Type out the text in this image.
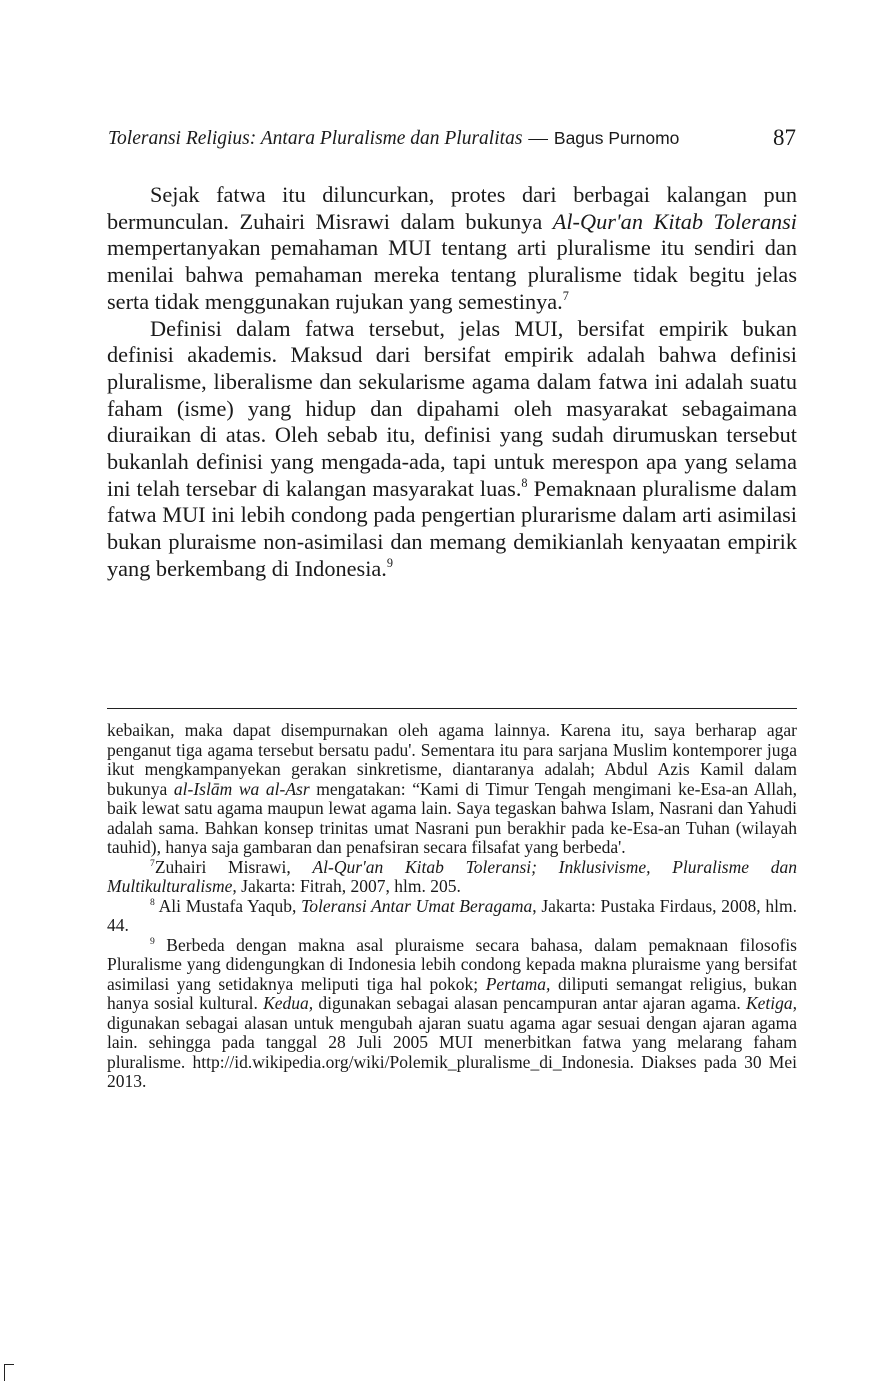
Toleransi Religius: Antara Pluralisme dan Pluralitas — Bagus Purnomo	87

Sejak fatwa itu diluncurkan, protes dari berbagai kalangan pun bermunculan. Zuhairi Misrawi dalam bukunya Al-Qur'an Kitab Toleransi mempertanyakan pemahaman MUI tentang arti pluralisme itu sendiri dan menilai bahwa pemahaman mereka tentang pluralisme tidak begitu jelas serta tidak menggunakan rujukan yang semestinya.$^7$

Definisi dalam fatwa tersebut, jelas MUI, bersifat empirik bukan definisi akademis. Maksud dari bersifat empirik adalah bahwa definisi pluralisme, liberalisme dan sekularisme agama dalam fatwa ini adalah suatu faham (isme) yang hidup dan dipahami oleh masyarakat sebagaimana diuraikan di atas. Oleh sebab itu, definisi yang sudah dirumuskan tersebut bukanlah definisi yang mengada-ada, tapi untuk merespon apa yang selama ini telah tersebar di kalangan masyarakat luas.$^8$ Pemaknaan pluralisme dalam fatwa MUI ini lebih condong pada pengertian plurarisme dalam arti asimilasi bukan pluraisme non-asimilasi dan memang demikianlah kenyaatan empirik yang berkembang di Indonesia.$^9$

kebaikan, maka dapat disempurnakan oleh agama lainnya. Karena itu, saya berharap agar penganut tiga agama tersebut bersatu padu'. Sementara itu para sarjana Muslim kontemporer juga ikut mengkampanyekan gerakan sinkretisme, diantaranya adalah; Abdul Azis Kamil dalam bukunya al-Islām wa al-Asr mengatakan: “Kami di Timur Tengah mengimani ke-Esa-an Allah, baik lewat satu agama maupun lewat agama lain. Saya tegaskan bahwa Islam, Nasrani dan Yahudi adalah sama. Bahkan konsep trinitas umat Nasrani pun berakhir pada ke-Esa-an Tuhan (wilayah tauhid), hanya saja gambaran dan penafsiran secara filsafat yang berbeda'.

$^7$Zuhairi Misrawi, Al-Qur'an Kitab Toleransi; Inklusivisme, Pluralisme dan Multikulturalisme, Jakarta: Fitrah, 2007, hlm. 205.

$^8$ Ali Mustafa Yaqub, Toleransi Antar Umat Beragama, Jakarta: Pustaka Firdaus, 2008, hlm. 44.

$^9$ Berbeda dengan makna asal pluraisme secara bahasa, dalam pemaknaan filosofis Pluralisme yang didengungkan di Indonesia lebih condong kepada makna pluraisme yang bersifat asimilasi yang setidaknya meliputi tiga hal pokok; Pertama, diliputi semangat religius, bukan hanya sosial kultural. Kedua, digunakan sebagai alasan pencampuran antar ajaran agama. Ketiga, digunakan sebagai alasan untuk mengubah ajaran suatu agama agar sesuai dengan ajaran agama lain. sehingga pada tanggal 28 Juli 2005 MUI menerbitkan fatwa yang melarang faham pluralisme. http://id.wikipedia.org/wiki/Polemik_pluralisme_di_Indonesia. Diakses pada 30 Mei 2013.
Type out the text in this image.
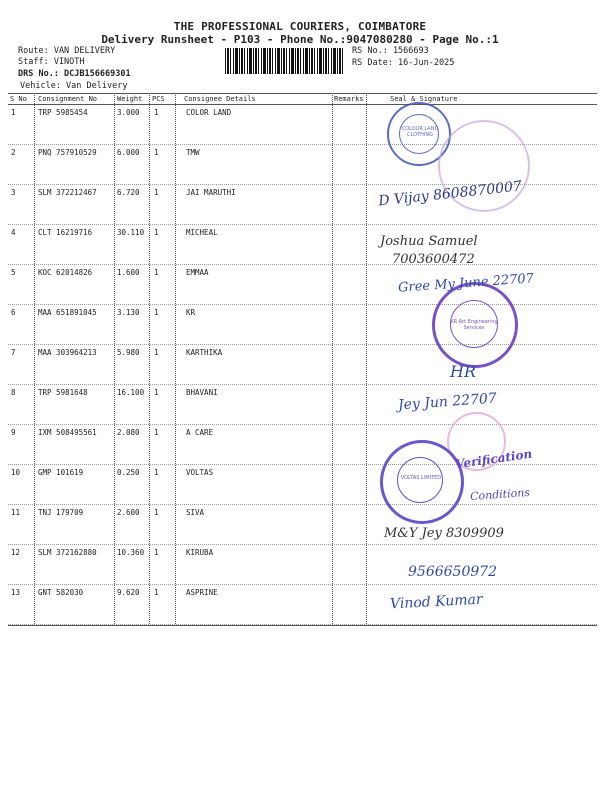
THE PROFESSIONAL COURIERS, COIMBATORE
Delivery Runsheet - P103 - Phone No.:9047080280 - Page No.:1
Route: VAN DELIVERY
Staff: VINOTH
DRS No.: DCJB156669301
Vehicle: Van Delivery
RS No.: 1566693
RS Date: 16-Jun-2025
S No Consignment No	Weight PCS	Consignee Details	Remarks	Seal & Signature
1	TRP 5985454	3.000 1	COLOR LAND
2	PNQ 757910529	6.000 1	TMW
3	SLM 372212467	6.720 1	JAI MARUTHI
4	CLT 16219716	30.110 1	MICHEAL
5	KOC 62014826	1.600 1	EMMAA
6	MAA 651891045	3.130 1	KR
7	MAA 303964213	5.980 1	KARTHIKA
8	TRP 5981648	16.100 1	BHAVANI
9	IXM 508495561	2.080 1	A CARE
10 GMP 101619	0.250 1	VOLTAS
11 TNJ 179709	2.600 1	SIVA
12 SLM 372162880	10.360 1	KIRUBA
13 GNT 582030	9.620 1	ASPRINE
COLOUR LAND CLOTHING
KR Art Engineering Services
VOLTAS LIMITED
D Vijay 8608870007
Joshua Samuel
7003600472
Gree My June 22707
HR
Jey Jun 22707
Verification
Conditions
M&Y Jey 8309909
9566650972
Vinod Kumar
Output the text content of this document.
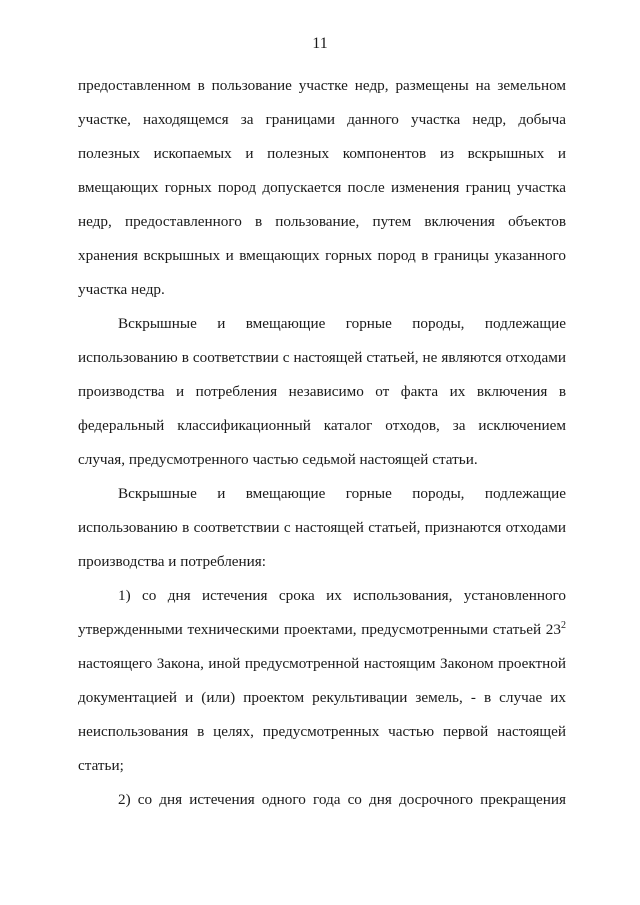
11
предоставленном в пользование участке недр, размещены на земельном
участке, находящемся за границами данного участка недр, добыча
полезных ископаемых и полезных компонентов из вскрышных и
вмещающих горных пород допускается после изменения границ участка
недр, предоставленного в пользование, путем включения объектов
хранения вскрышных и вмещающих горных пород в границы указанного
участка недр.
Вскрышные и вмещающие горные породы, подлежащие
использованию в соответствии с настоящей статьей, не являются отходами
производства и потребления независимо от факта их включения в
федеральный классификационный каталог отходов, за исключением
случая, предусмотренного частью седьмой настоящей статьи.
Вскрышные и вмещающие горные породы, подлежащие
использованию в соответствии с настоящей статьей, признаются отходами
производства и потребления:
1) со дня истечения срока их использования, установленного
утвержденными техническими проектами, предусмотренными статьей $23^2$
настоящего Закона, иной предусмотренной настоящим Законом проектной
документацией и (или) проектом рекультивации земель, - в случае их
неиспользования в целях, предусмотренных частью первой настоящей
статьи;
2) со дня истечения одного года со дня досрочного прекращения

-=-=-=-=-

• [Task requirements]
Transcribe all the lines above exactly, apart from the pictures.

• [Response to this task]
Type out the text in this image.
Toleransi Religius: Antara Pluralisme dan Pluralitas — Bagus Purnomo	87

Sejak fatwa itu diluncurkan, protes dari berbagai kalangan pun bermunculan. Zuhairi Misrawi dalam bukunya Al-Qur'an Kitab Toleransi mempertanyakan pemahaman MUI tentang arti pluralisme itu sendiri dan menilai bahwa pemahaman mereka tentang pluralisme tidak begitu jelas serta tidak menggunakan rujukan yang semestinya.$^7$

Definisi dalam fatwa tersebut, jelas MUI, bersifat empirik bukan definisi akademis. Maksud dari bersifat empirik adalah bahwa definisi pluralisme, liberalisme dan sekularisme agama dalam fatwa ini adalah suatu faham (isme) yang hidup dan dipahami oleh masyarakat sebagaimana diuraikan di atas. Oleh sebab itu, definisi yang sudah dirumuskan tersebut bukanlah definisi yang mengada-ada, tapi untuk merespon apa yang selama ini telah tersebar di kalangan masyarakat luas.$^8$ Pemaknaan pluralisme dalam fatwa MUI ini lebih condong pada pengertian plurarisme dalam arti asimilasi bukan pluraisme non-asimilasi dan memang demikianlah kenyaatan empirik yang berkembang di Indonesia.$^9$

kebaikan, maka dapat disempurnakan oleh agama lainnya. Karena itu, saya berharap agar penganut tiga agama tersebut bersatu padu'. Sementara itu para sarjana Muslim kontemporer juga ikut mengkampanyekan gerakan sinkretisme, diantaranya adalah; Abdul Azis Kamil dalam bukunya al-Islām wa al-Asr mengatakan: “Kami di Timur Tengah mengimani ke-Esa-an Allah, baik lewat satu agama maupun lewat agama lain. Saya tegaskan bahwa Islam, Nasrani dan Yahudi adalah sama. Bahkan konsep trinitas umat Nasrani pun berakhir pada ke-Esa-an Tuhan (wilayah tauhid), hanya saja gambaran dan penafsiran secara filsafat yang berbeda'.

$^7$Zuhairi Misrawi, Al-Qur'an Kitab Toleransi; Inklusivisme, Pluralisme dan Multikulturalisme, Jakarta: Fitrah, 2007, hlm. 205.

$^8$ Ali Mustafa Yaqub, Toleransi Antar Umat Beragama, Jakarta: Pustaka Firdaus, 2008, hlm. 44.

$^9$ Berbeda dengan makna asal pluraisme secara bahasa, dalam pemaknaan filosofis Pluralisme yang didengungkan di Indonesia lebih condong kepada makna pluraisme yang bersifat asimilasi yang setidaknya meliputi tiga hal pokok; Pertama, diliputi semangat religius, bukan hanya sosial kultural. Kedua, digunakan sebagai alasan pencampuran antar ajaran agama. Ketiga, digunakan sebagai alasan untuk mengubah ajaran suatu agama agar sesuai dengan ajaran agama lain. sehingga pada tanggal 28 Juli 2005 MUI menerbitkan fatwa yang melarang faham pluralisme. http://id.wikipedia.org/wiki/Polemik_pluralisme_di_Indonesia. Diakses pada 30 Mei 2013.
Type out the text in this image.
THE PROFESSIONAL COURIERS, COIMBATORE
Delivery Runsheet - P103 - Phone No.:9047080280 - Page No.:1
Route: VAN DELIVERY
Staff: VINOTH
DRS No.: DCJB156669301
Vehicle: Van Delivery
RS No.: 1566693
RS Date: 16-Jun-2025
S No Consignment No	Weight PCS	Consignee Details	Remarks	Seal & Signature
1	TRP 5985454	3.000 1	COLOR LAND
2	PNQ 757910529	6.000 1	TMW
3	SLM 372212467	6.720 1	JAI MARUTHI
4	CLT 16219716	30.110 1	MICHEAL
5	KOC 62014826	1.600 1	EMMAA
6	MAA 651891045	3.130 1	KR
7	MAA 303964213	5.980 1	KARTHIKA
8	TRP 5981648	16.100 1	BHAVANI
9	IXM 508495561	2.080 1	A CARE
10 GMP 101619	0.250 1	VOLTAS
11 TNJ 179709	2.600 1	SIVA
12 SLM 372162880	10.360 1	KIRUBA
13 GNT 582030	9.620 1	ASPRINE
COLOUR LAND CLOTHING
KR Art Engineering Services
VOLTAS LIMITED
D Vijay 8608870007
Joshua Samuel
7003600472
Gree My June 22707
HR
Jey Jun 22707
Verification
Conditions
M&Y Jey 8309909
9566650972
Vinod Kumar
Output the text content of this document.
11
предоставленном в пользование участке недр, размещены на земельном
участке, находящемся за границами данного участка недр, добыча
полезных ископаемых и полезных компонентов из вскрышных и
вмещающих горных пород допускается после изменения границ участка
недр, предоставленного в пользование, путем включения объектов
хранения вскрышных и вмещающих горных пород в границы указанного
участка недр.
Вскрышные и вмещающие горные породы, подлежащие
использованию в соответствии с настоящей статьей, не являются отходами
производства и потребления независимо от факта их включения в
федеральный классификационный каталог отходов, за исключением
случая, предусмотренного частью седьмой настоящей статьи.
Вскрышные и вмещающие горные породы, подлежащие
использованию в соответствии с настоящей статьей, признаются отходами
производства и потребления:
1) со дня истечения срока их использования, установленного
утвержденными техническими проектами, предусмотренными статьей $23^2$
настоящего Закона, иной предусмотренной настоящим Законом проектной
документацией и (или) проектом рекультивации земель, - в случае их
неиспользования в целях, предусмотренных частью первой настоящей
статьи;
2) со дня истечения одного года со дня досрочного прекращения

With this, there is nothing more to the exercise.